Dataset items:
---

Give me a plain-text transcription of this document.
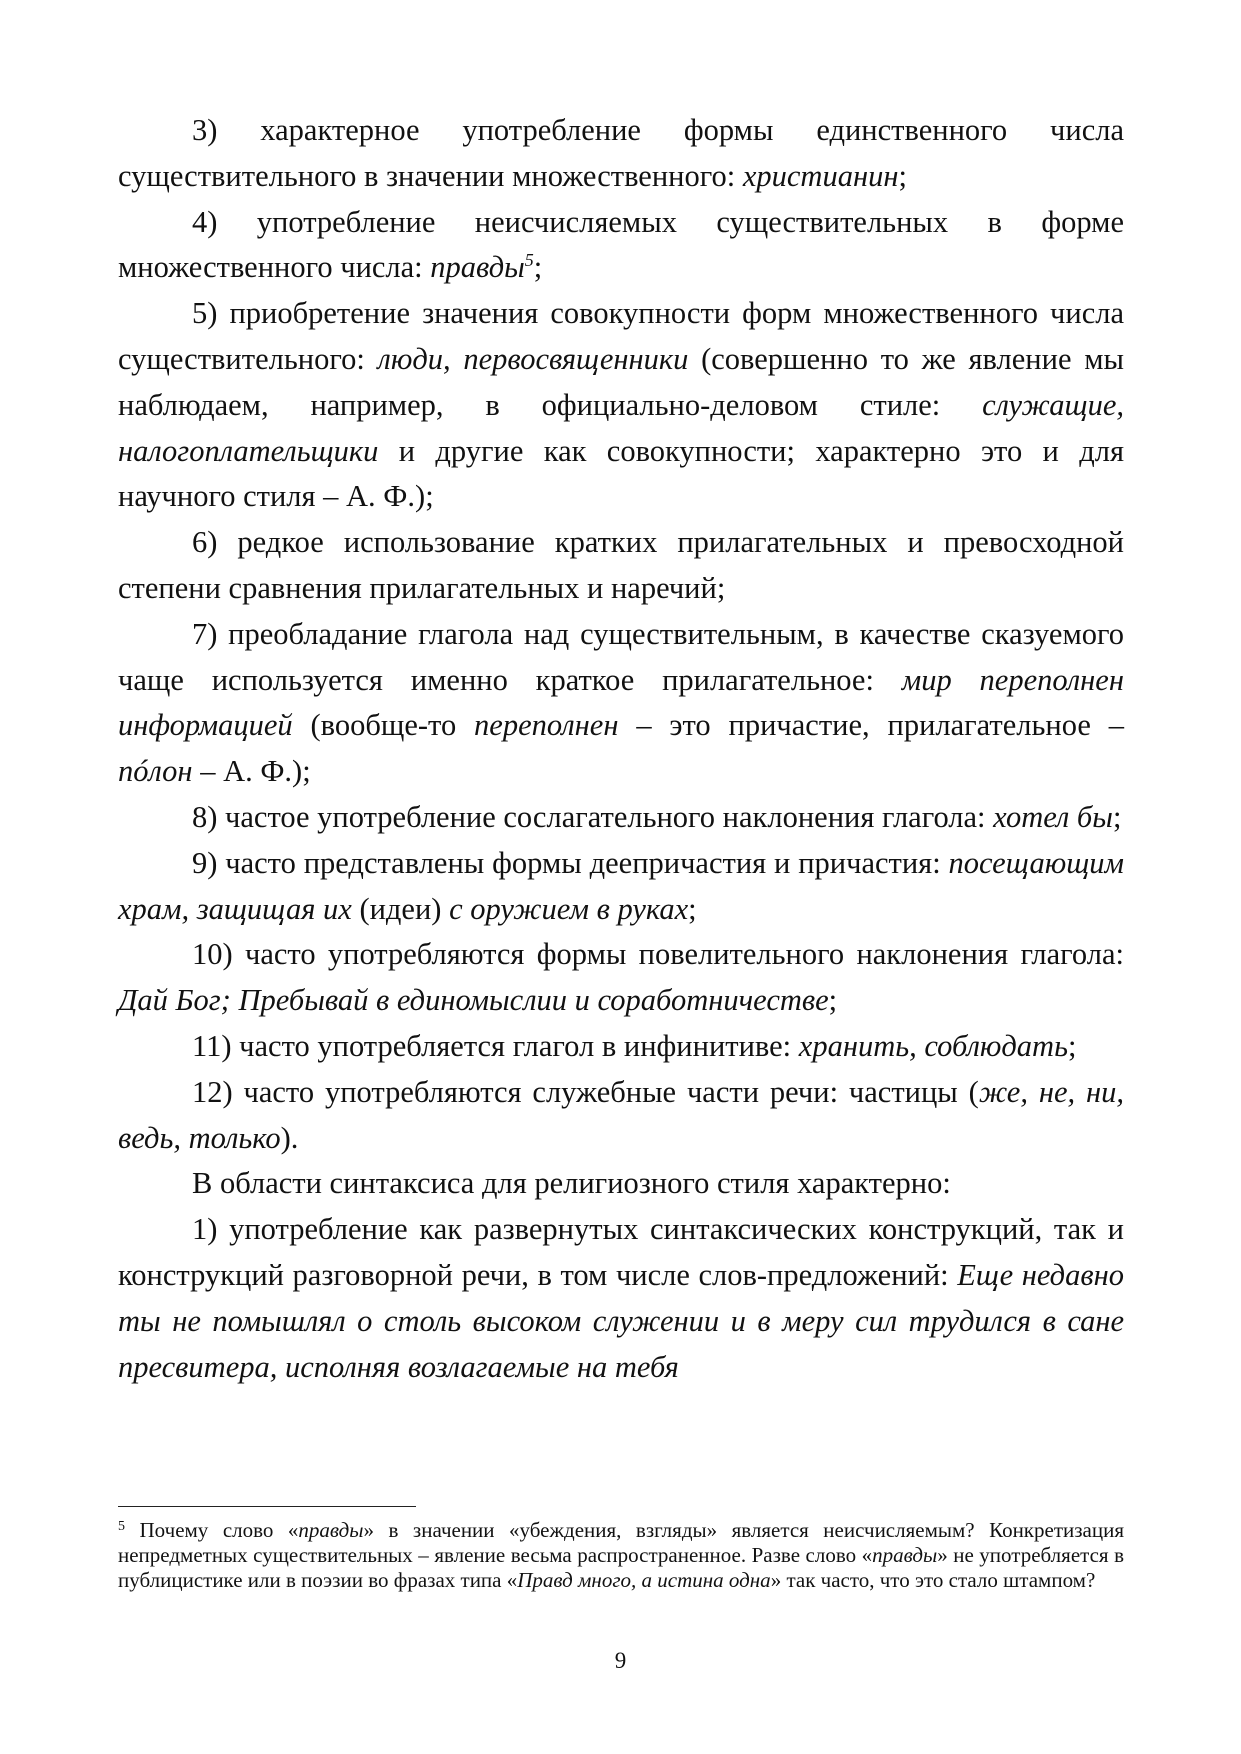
3) характерное употребление формы единственного числа существительного в значении множественного: христианин;

4) употребление неисчисляемых существительных в форме множественного числа: правды$^5$;

5) приобретение значения совокупности форм множественного числа существительного: люди, первосвященники (совершенно то же явление мы наблюдаем, например, в официально-деловом стиле: служащие, налогоплательщики и другие как совокупности; характерно это и для научного стиля – А. Ф.);

6) редкое использование кратких прилагательных и превосходной степени сравнения прилагательных и наречий;

7) преобладание глагола над существительным, в качестве сказуемого чаще используется именно краткое прилагательное: мир переполнен информацией (вообще-то переполнен – это причастие, прилагательное – пóлон – А. Ф.);

8) частое употребление сослагательного наклонения глагола: хотел бы;

9) часто представлены формы деепричастия и причастия: посещающим храм, защищая их (идеи) с оружием в руках;

10) часто употребляются формы повелительного наклонения глагола: Дай Бог; Пребывай в единомыслии и соработничестве;

11) часто употребляется глагол в инфинитиве: хранить, соблюдать;

12) часто употребляются служебные части речи: частицы (же, не, ни, ведь, только).

В области синтаксиса для религиозного стиля характерно:

1) употребление как развернутых синтаксических конструкций, так и конструкций разговорной речи, в том числе слов-предложений: Еще недавно ты не помышлял о столь высоком служении и в меру сил трудился в сане пресвитера, исполняя возлагаемые на тебя

$^5$ Почему слово «правды» в значении «убеждения, взгляды» является неисчисляемым? Конкретизация непредметных существительных – явление весьма распространенное. Разве слово «правды» не употребляется в публицистике или в поэзии во фразах типа «Правд много, а истина одна» так часто, что это стало штампом?

9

---

REQUIRED WORK: Every line of text is to be repeated exactly; pictures are left out.

RESULT FOR THIS EXERCISE:
Give me a plain-text transcription of this document.
3) характерное употребление формы единственного числа существительного в значении множественного: христианин;

4) употребление неисчисляемых существительных в форме множественного числа: правды$^5$;

5) приобретение значения совокупности форм множественного числа существительного: люди, первосвященники (совершенно то же явление мы наблюдаем, например, в официально-деловом стиле: служащие, налогоплательщики и другие как совокупности; характерно это и для научного стиля – А. Ф.);

6) редкое использование кратких прилагательных и превосходной степени сравнения прилагательных и наречий;

7) преобладание глагола над существительным, в качестве сказуемого чаще используется именно краткое прилагательное: мир переполнен информацией (вообще-то переполнен – это причастие, прилагательное – пóлон – А. Ф.);

8) частое употребление сослагательного наклонения глагола: хотел бы;

9) часто представлены формы деепричастия и причастия: посещающим храм, защищая их (идеи) с оружием в руках;

10) часто употребляются формы повелительного наклонения глагола: Дай Бог; Пребывай в единомыслии и соработничестве;

11) часто употребляется глагол в инфинитиве: хранить, соблюдать;

12) часто употребляются служебные части речи: частицы (же, не, ни, ведь, только).

В области синтаксиса для религиозного стиля характерно:

1) употребление как развернутых синтаксических конструкций, так и конструкций разговорной речи, в том числе слов-предложений: Еще недавно ты не помышлял о столь высоком служении и в меру сил трудился в сане пресвитера, исполняя возлагаемые на тебя

$^5$ Почему слово «правды» в значении «убеждения, взгляды» является неисчисляемым? Конкретизация непредметных существительных – явление весьма распространенное. Разве слово «правды» не употребляется в публицистике или в поэзии во фразах типа «Правд много, а истина одна» так часто, что это стало штампом?

9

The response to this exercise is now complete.